Objective: Gather the lines that hold the string "hypotéky".

Data provided:
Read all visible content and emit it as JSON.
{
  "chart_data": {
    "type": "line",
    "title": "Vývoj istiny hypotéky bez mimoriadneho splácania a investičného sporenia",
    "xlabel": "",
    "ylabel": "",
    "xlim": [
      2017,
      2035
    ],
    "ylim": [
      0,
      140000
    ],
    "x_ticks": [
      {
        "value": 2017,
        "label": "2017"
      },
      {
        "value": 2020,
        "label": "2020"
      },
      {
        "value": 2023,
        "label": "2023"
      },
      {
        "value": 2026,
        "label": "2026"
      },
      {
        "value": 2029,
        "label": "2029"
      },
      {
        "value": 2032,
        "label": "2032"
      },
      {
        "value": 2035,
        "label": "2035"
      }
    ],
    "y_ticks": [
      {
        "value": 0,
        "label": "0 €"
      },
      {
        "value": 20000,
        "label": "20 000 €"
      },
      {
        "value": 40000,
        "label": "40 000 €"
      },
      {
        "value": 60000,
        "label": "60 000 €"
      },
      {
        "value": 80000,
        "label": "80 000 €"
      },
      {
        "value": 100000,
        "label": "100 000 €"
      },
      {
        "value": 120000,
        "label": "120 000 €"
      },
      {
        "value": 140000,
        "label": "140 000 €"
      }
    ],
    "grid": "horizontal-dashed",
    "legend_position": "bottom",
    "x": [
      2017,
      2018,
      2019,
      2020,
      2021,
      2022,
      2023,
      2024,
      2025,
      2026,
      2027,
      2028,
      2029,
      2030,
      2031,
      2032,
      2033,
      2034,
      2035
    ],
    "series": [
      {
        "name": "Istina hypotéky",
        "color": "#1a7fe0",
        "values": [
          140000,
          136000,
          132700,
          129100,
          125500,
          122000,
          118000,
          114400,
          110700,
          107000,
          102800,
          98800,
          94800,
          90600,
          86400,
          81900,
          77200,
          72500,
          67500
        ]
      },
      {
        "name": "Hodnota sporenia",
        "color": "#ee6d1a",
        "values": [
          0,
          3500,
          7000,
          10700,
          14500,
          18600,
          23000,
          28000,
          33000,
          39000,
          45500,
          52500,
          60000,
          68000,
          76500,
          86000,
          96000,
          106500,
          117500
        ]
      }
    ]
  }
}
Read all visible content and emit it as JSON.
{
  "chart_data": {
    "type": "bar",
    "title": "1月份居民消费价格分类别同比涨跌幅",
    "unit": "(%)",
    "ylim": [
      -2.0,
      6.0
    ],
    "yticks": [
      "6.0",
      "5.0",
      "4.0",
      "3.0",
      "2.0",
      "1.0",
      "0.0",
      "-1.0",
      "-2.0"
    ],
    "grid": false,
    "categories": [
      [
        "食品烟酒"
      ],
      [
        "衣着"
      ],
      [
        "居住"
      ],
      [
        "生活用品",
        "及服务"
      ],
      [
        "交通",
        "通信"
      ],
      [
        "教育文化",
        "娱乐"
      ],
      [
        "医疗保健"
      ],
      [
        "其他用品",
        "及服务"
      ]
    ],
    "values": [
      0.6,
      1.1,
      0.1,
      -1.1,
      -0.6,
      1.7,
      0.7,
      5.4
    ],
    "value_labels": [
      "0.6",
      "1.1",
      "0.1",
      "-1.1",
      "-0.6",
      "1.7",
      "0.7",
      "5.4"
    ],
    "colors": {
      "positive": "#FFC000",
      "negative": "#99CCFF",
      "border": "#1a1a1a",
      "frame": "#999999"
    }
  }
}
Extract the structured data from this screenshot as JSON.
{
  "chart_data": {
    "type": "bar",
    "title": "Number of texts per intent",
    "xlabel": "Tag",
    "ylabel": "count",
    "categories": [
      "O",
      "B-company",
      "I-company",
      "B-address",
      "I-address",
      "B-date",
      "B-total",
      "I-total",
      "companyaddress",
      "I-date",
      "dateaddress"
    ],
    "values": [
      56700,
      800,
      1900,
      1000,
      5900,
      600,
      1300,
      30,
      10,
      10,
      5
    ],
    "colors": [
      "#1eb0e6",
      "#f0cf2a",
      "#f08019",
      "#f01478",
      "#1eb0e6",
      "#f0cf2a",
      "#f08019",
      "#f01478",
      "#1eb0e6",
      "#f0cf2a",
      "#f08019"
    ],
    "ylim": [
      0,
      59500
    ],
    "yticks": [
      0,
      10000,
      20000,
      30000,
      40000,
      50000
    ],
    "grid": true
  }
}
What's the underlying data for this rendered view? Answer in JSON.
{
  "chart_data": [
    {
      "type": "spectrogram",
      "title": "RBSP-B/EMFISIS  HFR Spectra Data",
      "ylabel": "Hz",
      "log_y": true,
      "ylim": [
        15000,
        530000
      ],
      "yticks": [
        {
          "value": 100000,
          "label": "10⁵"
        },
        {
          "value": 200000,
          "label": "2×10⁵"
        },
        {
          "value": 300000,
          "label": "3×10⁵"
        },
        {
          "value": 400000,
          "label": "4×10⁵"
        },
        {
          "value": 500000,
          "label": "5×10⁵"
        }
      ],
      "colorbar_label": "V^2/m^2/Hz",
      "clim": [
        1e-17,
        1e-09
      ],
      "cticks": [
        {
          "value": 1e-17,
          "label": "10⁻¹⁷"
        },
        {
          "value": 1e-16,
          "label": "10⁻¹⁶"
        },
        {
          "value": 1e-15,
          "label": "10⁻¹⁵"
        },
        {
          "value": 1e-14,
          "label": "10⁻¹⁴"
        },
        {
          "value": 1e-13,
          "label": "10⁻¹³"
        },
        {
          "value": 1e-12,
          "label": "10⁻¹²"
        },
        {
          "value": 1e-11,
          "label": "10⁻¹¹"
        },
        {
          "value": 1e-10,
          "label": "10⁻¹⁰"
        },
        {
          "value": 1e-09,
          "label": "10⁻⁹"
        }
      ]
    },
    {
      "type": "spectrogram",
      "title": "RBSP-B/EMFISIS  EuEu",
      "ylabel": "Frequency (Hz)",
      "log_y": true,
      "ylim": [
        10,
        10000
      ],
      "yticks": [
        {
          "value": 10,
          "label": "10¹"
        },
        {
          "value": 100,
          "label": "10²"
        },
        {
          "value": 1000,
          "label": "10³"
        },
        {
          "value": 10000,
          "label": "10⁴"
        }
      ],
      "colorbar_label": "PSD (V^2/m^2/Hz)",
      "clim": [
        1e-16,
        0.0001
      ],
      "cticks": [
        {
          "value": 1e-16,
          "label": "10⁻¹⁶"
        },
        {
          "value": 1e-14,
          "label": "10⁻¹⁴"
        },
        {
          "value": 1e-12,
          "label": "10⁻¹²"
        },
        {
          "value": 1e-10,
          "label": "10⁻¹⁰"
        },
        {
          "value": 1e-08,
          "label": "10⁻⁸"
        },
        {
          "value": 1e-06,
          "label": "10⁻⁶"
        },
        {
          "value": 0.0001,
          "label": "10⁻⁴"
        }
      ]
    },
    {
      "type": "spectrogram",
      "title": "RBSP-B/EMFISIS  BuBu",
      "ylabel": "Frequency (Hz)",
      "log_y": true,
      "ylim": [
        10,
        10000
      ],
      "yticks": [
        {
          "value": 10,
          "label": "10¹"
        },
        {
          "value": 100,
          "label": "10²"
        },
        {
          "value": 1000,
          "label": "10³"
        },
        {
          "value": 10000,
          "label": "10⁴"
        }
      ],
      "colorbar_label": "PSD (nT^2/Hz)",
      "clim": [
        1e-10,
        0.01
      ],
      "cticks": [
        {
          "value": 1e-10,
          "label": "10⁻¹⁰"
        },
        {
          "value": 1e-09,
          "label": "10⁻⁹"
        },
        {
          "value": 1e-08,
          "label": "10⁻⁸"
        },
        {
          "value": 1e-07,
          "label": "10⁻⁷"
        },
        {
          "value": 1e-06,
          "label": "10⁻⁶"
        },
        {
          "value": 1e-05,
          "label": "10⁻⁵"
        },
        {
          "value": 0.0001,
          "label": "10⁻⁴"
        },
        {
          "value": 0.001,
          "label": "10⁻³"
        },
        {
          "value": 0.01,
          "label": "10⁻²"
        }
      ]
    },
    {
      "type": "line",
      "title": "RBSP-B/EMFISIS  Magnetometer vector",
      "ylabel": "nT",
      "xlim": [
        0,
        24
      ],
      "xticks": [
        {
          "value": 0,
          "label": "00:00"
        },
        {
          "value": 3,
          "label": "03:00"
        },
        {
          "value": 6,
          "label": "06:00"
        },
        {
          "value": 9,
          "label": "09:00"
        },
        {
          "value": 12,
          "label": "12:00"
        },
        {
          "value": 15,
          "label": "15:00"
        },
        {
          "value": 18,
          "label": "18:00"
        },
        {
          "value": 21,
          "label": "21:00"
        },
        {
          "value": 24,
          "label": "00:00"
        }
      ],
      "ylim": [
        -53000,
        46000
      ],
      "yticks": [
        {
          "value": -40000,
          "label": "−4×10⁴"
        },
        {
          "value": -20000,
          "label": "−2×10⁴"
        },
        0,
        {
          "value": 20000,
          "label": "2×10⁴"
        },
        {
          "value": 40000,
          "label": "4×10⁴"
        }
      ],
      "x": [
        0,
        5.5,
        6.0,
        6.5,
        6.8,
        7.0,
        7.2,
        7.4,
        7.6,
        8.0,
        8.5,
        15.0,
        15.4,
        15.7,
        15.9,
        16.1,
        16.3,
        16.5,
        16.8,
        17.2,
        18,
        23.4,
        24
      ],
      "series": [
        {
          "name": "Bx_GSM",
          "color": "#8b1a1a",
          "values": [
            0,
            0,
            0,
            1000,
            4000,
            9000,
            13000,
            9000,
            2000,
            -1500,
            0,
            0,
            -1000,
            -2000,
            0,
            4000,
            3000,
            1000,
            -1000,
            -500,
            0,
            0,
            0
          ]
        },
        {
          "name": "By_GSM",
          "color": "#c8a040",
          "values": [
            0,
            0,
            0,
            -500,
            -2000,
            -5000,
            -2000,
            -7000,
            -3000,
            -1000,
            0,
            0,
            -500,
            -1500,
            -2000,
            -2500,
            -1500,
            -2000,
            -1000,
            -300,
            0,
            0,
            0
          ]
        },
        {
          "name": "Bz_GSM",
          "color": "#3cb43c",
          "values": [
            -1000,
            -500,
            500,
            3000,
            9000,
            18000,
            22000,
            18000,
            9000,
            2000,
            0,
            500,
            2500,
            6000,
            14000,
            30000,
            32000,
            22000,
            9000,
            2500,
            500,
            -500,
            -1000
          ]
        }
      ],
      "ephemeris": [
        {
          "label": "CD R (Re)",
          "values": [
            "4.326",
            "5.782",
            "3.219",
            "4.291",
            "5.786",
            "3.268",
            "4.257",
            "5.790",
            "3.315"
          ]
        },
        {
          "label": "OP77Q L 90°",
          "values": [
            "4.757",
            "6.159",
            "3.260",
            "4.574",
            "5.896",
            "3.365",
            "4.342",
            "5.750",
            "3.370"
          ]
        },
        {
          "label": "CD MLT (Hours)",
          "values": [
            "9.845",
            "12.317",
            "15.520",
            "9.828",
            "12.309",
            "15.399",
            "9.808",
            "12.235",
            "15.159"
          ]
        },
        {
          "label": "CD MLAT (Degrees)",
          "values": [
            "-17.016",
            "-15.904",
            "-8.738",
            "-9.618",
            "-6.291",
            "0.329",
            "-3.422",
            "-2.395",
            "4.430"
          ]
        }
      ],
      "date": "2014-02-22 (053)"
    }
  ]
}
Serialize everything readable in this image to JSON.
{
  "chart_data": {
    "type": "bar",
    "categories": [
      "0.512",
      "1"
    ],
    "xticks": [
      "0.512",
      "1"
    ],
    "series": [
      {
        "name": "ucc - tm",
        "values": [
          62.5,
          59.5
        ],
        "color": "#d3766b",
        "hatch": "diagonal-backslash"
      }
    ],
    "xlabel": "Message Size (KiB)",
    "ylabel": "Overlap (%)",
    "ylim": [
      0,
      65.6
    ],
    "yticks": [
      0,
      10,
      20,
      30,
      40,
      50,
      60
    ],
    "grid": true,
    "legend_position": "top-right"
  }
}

Exercise result:
    "title": "Vývoj istiny hypotéky bez mimoriadneho splácania a investičného sporenia",
        "name": "Istina hypotéky",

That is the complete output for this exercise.